WRITTEN EXERCISE:
Write out every line of the data below word for word, with no character changed.

INFORMATION SHOWN:
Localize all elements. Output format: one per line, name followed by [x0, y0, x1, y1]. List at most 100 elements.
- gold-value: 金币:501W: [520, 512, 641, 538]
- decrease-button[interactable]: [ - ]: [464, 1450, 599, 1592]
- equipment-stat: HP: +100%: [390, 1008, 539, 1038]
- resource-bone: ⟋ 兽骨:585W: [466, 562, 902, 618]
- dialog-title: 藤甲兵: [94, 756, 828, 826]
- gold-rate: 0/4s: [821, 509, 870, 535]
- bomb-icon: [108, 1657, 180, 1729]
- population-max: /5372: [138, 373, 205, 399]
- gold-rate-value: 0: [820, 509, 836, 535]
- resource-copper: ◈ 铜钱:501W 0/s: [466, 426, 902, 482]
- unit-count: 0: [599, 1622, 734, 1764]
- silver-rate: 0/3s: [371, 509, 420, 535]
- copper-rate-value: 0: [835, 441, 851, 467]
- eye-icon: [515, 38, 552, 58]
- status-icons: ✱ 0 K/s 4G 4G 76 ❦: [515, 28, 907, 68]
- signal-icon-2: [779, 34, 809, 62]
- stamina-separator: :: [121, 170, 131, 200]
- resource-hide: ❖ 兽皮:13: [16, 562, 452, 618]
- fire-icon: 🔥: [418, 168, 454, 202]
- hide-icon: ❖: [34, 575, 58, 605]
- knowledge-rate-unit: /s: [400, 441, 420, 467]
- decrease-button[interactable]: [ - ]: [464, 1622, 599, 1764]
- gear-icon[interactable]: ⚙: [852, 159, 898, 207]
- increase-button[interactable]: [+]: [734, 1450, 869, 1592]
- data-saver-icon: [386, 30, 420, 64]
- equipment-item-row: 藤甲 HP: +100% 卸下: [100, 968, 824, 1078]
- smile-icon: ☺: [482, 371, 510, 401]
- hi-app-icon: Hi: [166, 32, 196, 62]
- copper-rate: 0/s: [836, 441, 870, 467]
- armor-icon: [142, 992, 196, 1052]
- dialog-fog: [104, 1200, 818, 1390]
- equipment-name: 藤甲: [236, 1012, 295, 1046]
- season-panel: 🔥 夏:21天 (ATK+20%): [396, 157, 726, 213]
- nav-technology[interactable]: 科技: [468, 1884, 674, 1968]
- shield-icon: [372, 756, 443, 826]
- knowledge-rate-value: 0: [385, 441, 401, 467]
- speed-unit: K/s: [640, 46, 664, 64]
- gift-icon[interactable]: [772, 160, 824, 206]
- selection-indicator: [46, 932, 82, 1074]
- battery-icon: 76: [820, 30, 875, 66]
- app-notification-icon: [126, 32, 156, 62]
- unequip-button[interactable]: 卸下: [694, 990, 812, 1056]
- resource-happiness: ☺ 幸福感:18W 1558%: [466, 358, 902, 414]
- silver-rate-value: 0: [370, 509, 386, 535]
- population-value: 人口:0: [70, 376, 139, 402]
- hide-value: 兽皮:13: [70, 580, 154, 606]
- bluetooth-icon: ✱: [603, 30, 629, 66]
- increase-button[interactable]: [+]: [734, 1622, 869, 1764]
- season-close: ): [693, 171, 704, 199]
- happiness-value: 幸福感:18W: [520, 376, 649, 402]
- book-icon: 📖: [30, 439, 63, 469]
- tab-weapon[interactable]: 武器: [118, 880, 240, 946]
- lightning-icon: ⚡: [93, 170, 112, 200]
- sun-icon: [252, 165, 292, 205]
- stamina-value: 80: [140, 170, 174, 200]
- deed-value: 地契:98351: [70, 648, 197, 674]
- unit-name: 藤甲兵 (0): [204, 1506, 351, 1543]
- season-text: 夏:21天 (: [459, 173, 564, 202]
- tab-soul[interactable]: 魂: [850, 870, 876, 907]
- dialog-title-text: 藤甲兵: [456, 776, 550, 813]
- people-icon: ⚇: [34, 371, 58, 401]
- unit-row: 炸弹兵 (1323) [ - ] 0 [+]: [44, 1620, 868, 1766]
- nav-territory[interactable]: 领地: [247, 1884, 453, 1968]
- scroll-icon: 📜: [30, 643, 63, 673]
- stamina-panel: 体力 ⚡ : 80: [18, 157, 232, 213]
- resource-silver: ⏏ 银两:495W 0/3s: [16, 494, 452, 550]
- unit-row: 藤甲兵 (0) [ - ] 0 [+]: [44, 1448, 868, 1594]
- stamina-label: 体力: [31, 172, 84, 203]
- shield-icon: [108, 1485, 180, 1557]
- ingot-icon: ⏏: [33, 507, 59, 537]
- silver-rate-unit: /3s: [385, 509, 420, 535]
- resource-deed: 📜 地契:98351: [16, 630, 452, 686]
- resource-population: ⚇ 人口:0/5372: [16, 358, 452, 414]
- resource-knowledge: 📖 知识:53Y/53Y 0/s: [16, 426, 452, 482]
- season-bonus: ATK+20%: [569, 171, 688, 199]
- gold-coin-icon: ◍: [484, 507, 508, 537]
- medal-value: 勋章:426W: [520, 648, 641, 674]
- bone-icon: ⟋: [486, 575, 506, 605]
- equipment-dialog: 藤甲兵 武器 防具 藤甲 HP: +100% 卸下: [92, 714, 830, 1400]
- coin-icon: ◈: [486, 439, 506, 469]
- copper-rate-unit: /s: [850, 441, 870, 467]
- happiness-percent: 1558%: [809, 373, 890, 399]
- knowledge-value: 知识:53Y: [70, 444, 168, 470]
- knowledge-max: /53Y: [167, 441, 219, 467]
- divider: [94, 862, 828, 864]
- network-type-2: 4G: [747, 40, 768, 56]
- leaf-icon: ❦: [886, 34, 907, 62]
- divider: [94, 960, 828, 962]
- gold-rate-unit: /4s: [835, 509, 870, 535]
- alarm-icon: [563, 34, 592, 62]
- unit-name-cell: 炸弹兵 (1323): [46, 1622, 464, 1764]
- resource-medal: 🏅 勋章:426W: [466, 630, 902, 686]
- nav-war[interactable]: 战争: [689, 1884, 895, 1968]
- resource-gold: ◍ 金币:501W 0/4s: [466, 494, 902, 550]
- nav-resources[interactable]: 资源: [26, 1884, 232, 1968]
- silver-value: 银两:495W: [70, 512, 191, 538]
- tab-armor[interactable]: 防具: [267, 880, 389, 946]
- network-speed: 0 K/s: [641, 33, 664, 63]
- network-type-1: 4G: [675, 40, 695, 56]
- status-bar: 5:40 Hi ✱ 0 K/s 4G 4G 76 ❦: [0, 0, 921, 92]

SOLUTION:
Localize all elements. Output format: one per line, name followed by [x0, y0, x1, y1]. List at most 100 elements.
- gold-value: 金币:501W: [520, 512, 641, 538]
- decrease-button[interactable]: [ - ]: [464, 1450, 599, 1592]
- equipment-stat: HP: +100%: [390, 1008, 539, 1038]
- resource-bone: ⟋ 兽骨:585W: [466, 562, 902, 618]
- dialog-title: 藤甲兵: [94, 756, 828, 826]
- gold-rate: 0/4s: [821, 509, 870, 535]
- bomb-icon: [108, 1657, 180, 1729]
- population-max: /5372: [138, 373, 205, 399]
- gold-rate-value: 0: [820, 509, 836, 535]
- resource-copper: ◈ 铜钱:501W 0/s: [466, 426, 902, 482]
- unit-count: 0: [599, 1622, 734, 1764]
- silver-rate: 0/3s: [371, 509, 420, 535]
- copper-rate-value: 0: [835, 441, 851, 467]
- eye-icon: [515, 38, 552, 58]
- status-icons: ✱ 0 K/s 4G 4G 76 ❦: [515, 28, 907, 68]
- signal-icon-2: [779, 34, 809, 62]
- stamina-separator: :: [121, 170, 131, 200]
- resource-hide: ❖ 兽皮:13: [16, 562, 452, 618]
- fire-icon: 🔥: [418, 168, 454, 202]
- hide-icon: ❖: [34, 575, 58, 605]
- knowledge-rate-unit: /s: [400, 441, 420, 467]
- decrease-button[interactable]: [ - ]: [464, 1622, 599, 1764]
- gear-icon[interactable]: ⚙: [852, 159, 898, 207]
- increase-button[interactable]: [+]: [734, 1450, 869, 1592]
- data-saver-icon: [386, 30, 420, 64]
- equipment-item-row: 藤甲 HP: +100% 卸下: [100, 968, 824, 1078]
- smile-icon: ☺: [482, 371, 510, 401]
- hi-app-icon: Hi: [166, 32, 196, 62]
- copper-rate: 0/s: [836, 441, 870, 467]
- armor-icon: [142, 992, 196, 1052]
- dialog-fog: [104, 1200, 818, 1390]
- equipment-name: 藤甲: [236, 1012, 295, 1046]
- season-panel: 🔥 夏:21天 (ATK+20%): [396, 157, 726, 213]
- nav-technology[interactable]: 科技: [468, 1884, 674, 1968]
- shield-icon: [372, 756, 443, 826]
- knowledge-rate-value: 0: [385, 441, 401, 467]
- speed-unit: K/s: [640, 46, 664, 64]
- gift-icon[interactable]: [772, 160, 824, 206]
- selection-indicator: [46, 932, 82, 1074]
- battery-icon: 76: [820, 30, 875, 66]
- app-notification-icon: [126, 32, 156, 62]
- unequip-button[interactable]: 卸下: [694, 990, 812, 1056]
- resource-happiness: ☺ 幸福感:18W 1558%: [466, 358, 902, 414]
- silver-rate-value: 0: [370, 509, 386, 535]
- population-value: 人口:0: [70, 376, 139, 402]
- hide-value: 兽皮:13: [70, 580, 154, 606]
- bluetooth-icon: ✱: [603, 30, 629, 66]
- increase-button[interactable]: [+]: [734, 1622, 869, 1764]
- season-close: ): [693, 171, 704, 199]
- happiness-value: 幸福感:18W: [520, 376, 649, 402]
- book-icon: 📖: [30, 439, 63, 469]
- tab-weapon[interactable]: 武器: [118, 880, 240, 946]
- lightning-icon: ⚡: [93, 170, 112, 200]
- sun-icon: [252, 165, 292, 205]
- stamina-value: 80: [140, 170, 174, 200]
- deed-value: 地契:98351: [70, 648, 197, 674]
- unit-name: 藤甲兵 (0): [204, 1506, 351, 1543]
- season-text: 夏:21天 (: [459, 173, 564, 202]
- tab-soul[interactable]: 魂: [850, 870, 876, 907]
- dialog-title-text: 藤甲兵: [456, 776, 550, 813]
- people-icon: ⚇: [34, 371, 58, 401]
- unit-row: 炸弹兵 (1323) [ - ] 0 [+]: [44, 1620, 868, 1766]
- nav-territory[interactable]: 领地: [247, 1884, 453, 1968]
- scroll-icon: 📜: [30, 643, 63, 673]
- stamina-panel: 体力 ⚡ : 80: [18, 157, 232, 213]
- resource-silver: ⏏ 银两:495W 0/3s: [16, 494, 452, 550]
- unit-row: 藤甲兵 (0) [ - ] 0 [+]: [44, 1448, 868, 1594]
- stamina-label: 体力: [31, 172, 84, 203]
- shield-icon: [108, 1485, 180, 1557]
- ingot-icon: ⏏: [33, 507, 59, 537]
- silver-rate-unit: /3s: [385, 509, 420, 535]
- resource-deed: 📜 地契:98351: [16, 630, 452, 686]
- resource-population: ⚇ 人口:0/5372: [16, 358, 452, 414]
- resource-knowledge: 📖 知识:53Y/53Y 0/s: [16, 426, 452, 482]
- season-bonus: ATK+20%: [569, 171, 688, 199]
- gold-coin-icon: ◍: [484, 507, 508, 537]
- medal-value: 勋章:426W: [520, 648, 641, 674]
- bone-icon: ⟋: [486, 575, 506, 605]
- equipment-dialog: 藤甲兵 武器 防具 藤甲 HP: +100% 卸下: [92, 714, 830, 1400]
- coin-icon: ◈: [486, 439, 506, 469]
- copper-rate-unit: /s: [850, 441, 870, 467]
- happiness-percent: 1558%: [809, 373, 890, 399]
- knowledge-value: 知识:53Y: [70, 444, 168, 470]
- knowledge-max: /53Y: [167, 441, 219, 467]
- divider: [94, 862, 828, 864]
- network-type-2: 4G: [747, 40, 768, 56]
- leaf-icon: ❦: [886, 34, 907, 62]
- divider: [94, 960, 828, 962]
- gold-rate-unit: /4s: [835, 509, 870, 535]
- alarm-icon: [563, 34, 592, 62]
- unit-name-cell: 炸弹兵 (1323): [46, 1622, 464, 1764]
- resource-medal: 🏅 勋章:426W: [466, 630, 902, 686]
- nav-war[interactable]: 战争: [689, 1884, 895, 1968]
- resource-gold: ◍ 金币:501W 0/4s: [466, 494, 902, 550]
- nav-resources[interactable]: 资源: [26, 1884, 232, 1968]
- silver-value: 银两:495W: [70, 512, 191, 538]
- tab-armor[interactable]: 防具: [267, 880, 389, 946]
- network-speed: 0 K/s: [641, 33, 664, 63]
- network-type-1: 4G: [675, 40, 695, 56]
- status-bar: 5:40 Hi ✱ 0 K/s 4G 4G 76 ❦: [0, 0, 921, 92]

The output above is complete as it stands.